● GOAL: Which lines include the word "title"? Copy each of them.

● PROVIDED RECORDS:
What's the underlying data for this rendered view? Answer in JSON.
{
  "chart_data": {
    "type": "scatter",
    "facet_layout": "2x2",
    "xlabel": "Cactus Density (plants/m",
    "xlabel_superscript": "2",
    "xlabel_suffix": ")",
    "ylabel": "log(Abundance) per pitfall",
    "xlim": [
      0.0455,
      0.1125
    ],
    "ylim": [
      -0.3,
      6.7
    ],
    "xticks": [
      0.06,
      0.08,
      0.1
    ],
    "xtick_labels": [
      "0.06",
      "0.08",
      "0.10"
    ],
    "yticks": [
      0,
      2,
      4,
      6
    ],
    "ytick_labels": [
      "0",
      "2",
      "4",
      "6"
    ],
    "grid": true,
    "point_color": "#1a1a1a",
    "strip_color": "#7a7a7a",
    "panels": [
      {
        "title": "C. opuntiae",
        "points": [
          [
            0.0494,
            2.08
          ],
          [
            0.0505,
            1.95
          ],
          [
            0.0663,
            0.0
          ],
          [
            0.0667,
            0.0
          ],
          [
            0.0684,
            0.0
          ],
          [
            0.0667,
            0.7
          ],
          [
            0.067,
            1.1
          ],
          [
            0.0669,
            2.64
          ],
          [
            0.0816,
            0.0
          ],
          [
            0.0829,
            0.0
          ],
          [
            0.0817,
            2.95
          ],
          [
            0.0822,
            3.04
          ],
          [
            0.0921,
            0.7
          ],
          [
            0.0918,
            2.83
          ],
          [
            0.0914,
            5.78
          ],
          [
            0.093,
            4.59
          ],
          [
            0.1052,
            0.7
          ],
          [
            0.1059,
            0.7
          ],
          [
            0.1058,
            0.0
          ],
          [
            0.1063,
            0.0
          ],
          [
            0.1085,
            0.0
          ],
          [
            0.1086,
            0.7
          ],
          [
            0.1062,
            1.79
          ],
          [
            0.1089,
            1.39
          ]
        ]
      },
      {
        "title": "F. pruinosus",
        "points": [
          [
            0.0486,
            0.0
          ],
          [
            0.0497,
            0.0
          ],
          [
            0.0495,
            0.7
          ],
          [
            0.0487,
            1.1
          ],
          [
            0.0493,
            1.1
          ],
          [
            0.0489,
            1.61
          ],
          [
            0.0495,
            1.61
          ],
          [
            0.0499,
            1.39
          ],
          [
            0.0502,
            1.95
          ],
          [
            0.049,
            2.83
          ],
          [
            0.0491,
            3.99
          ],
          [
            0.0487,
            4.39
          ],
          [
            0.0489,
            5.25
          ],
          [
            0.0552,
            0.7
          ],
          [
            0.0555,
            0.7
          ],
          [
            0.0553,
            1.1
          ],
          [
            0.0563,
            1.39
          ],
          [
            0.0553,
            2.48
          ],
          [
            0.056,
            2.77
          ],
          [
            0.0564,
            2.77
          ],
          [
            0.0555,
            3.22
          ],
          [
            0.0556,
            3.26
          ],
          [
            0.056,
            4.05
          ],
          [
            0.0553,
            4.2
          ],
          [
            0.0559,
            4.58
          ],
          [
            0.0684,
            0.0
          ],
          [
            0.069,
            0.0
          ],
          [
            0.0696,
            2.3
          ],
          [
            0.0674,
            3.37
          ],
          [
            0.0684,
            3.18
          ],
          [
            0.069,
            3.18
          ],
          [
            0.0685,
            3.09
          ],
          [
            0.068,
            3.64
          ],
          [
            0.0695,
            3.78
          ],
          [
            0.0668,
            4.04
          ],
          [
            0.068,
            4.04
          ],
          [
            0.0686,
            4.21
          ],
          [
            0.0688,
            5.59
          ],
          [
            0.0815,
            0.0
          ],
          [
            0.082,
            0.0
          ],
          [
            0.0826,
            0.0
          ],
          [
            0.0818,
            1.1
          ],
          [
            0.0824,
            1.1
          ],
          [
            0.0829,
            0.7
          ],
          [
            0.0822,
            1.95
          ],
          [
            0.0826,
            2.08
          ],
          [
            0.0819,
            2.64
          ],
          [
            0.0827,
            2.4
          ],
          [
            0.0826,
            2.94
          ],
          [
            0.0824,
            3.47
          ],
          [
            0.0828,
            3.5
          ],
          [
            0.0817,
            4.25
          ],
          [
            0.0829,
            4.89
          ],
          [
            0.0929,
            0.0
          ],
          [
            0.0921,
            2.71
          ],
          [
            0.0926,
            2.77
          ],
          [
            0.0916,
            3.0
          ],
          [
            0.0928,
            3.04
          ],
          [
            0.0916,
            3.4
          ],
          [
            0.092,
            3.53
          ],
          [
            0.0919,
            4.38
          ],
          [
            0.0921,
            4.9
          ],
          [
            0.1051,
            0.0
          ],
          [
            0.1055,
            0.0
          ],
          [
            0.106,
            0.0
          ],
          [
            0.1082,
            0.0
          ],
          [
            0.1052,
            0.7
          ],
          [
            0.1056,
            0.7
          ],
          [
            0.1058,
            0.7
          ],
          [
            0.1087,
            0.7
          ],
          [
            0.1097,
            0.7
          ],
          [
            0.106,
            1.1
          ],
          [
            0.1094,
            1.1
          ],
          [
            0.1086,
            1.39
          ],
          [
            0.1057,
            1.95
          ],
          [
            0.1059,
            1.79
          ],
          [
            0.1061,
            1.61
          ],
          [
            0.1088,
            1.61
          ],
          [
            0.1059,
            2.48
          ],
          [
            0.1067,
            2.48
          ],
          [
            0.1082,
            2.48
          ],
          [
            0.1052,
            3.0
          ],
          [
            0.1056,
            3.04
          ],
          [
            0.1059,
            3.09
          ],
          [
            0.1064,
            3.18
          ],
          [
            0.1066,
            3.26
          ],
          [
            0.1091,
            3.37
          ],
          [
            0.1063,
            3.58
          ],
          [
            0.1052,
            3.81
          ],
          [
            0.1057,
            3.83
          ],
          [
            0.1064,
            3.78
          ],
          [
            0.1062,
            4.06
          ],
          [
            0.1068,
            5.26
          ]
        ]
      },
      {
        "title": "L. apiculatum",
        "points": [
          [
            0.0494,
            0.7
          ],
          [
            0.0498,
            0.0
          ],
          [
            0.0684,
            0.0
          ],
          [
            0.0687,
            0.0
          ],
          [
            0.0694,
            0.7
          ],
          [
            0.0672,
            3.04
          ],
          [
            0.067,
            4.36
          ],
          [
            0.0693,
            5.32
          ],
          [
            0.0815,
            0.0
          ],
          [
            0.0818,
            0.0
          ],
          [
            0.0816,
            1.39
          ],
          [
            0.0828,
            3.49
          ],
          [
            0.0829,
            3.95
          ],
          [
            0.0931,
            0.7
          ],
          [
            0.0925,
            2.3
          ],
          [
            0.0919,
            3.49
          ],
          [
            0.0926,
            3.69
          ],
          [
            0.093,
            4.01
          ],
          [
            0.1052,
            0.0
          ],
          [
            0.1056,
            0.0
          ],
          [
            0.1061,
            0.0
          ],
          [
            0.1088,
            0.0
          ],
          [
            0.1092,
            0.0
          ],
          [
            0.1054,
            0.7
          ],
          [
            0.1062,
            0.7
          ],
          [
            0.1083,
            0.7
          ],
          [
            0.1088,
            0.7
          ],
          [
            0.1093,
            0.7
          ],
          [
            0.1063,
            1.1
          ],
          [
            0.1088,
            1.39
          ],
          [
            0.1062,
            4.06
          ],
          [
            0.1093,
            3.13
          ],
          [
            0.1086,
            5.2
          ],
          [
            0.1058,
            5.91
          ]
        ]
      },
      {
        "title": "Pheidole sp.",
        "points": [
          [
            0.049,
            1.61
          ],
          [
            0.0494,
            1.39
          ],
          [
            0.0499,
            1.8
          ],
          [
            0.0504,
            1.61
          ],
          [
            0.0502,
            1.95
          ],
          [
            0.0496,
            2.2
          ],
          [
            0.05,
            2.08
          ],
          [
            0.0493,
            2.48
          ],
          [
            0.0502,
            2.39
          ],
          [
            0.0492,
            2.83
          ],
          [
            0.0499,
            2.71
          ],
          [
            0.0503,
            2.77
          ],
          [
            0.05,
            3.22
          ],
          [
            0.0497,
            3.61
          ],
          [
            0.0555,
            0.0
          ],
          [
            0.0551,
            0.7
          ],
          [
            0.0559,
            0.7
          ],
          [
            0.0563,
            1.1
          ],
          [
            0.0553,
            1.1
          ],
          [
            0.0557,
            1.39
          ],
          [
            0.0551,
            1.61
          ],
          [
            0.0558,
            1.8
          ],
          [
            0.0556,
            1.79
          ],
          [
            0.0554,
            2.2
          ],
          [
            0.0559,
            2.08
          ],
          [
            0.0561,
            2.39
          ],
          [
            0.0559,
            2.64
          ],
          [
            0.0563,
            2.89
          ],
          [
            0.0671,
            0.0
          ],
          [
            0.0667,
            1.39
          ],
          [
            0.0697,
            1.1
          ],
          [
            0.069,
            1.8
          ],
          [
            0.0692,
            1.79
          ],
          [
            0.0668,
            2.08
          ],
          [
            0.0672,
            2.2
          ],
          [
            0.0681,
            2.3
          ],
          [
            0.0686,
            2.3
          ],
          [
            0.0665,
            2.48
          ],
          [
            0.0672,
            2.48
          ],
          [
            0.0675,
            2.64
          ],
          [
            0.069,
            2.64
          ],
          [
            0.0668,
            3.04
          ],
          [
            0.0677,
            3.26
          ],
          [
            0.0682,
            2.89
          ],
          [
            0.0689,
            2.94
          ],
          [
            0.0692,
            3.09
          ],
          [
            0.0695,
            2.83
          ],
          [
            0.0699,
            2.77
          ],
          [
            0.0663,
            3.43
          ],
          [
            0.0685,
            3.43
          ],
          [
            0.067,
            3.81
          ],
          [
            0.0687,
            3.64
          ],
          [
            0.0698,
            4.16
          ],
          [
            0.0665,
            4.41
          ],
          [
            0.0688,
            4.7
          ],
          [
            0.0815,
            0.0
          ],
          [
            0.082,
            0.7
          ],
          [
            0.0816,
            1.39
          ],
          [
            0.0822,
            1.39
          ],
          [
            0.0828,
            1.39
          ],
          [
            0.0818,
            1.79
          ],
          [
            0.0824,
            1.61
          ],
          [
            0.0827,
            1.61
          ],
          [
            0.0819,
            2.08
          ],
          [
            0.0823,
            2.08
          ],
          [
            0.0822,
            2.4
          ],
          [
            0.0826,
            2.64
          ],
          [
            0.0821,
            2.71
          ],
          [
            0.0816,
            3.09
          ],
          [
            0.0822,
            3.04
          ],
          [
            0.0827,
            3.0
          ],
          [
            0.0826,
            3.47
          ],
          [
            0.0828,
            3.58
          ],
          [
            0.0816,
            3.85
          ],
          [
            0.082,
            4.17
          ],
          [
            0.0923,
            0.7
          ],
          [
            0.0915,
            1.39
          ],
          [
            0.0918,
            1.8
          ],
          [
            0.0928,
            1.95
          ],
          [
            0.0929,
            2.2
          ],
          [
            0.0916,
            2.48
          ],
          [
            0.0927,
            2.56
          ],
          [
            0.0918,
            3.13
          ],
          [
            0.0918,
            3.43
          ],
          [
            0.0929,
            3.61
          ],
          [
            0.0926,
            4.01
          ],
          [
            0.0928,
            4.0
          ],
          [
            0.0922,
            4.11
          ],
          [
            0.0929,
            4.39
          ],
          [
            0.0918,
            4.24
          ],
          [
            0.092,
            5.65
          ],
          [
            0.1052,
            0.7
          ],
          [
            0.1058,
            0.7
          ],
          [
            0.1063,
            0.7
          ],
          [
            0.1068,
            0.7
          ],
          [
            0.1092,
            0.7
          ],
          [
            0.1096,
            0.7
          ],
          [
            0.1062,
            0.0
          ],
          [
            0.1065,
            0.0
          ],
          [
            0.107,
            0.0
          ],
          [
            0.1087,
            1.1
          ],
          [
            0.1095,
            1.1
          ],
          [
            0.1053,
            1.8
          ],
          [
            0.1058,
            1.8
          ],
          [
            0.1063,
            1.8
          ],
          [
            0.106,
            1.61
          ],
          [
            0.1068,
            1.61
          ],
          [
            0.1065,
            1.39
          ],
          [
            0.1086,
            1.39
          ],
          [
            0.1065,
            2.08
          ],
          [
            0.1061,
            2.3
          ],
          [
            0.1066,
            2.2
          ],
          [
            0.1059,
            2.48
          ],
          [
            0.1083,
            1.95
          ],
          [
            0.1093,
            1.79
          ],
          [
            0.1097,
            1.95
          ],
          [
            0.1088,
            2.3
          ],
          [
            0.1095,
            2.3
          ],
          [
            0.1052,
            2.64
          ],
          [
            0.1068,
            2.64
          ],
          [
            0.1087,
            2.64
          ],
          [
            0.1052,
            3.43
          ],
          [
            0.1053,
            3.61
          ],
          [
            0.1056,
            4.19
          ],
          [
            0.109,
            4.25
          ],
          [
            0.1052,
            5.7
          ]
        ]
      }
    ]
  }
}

● TASK OUTPUT:
        "title": "C. opuntiae",
        "title": "F. pruinosus",
        "title": "L. apiculatum",
        "title": "Pheidole sp.",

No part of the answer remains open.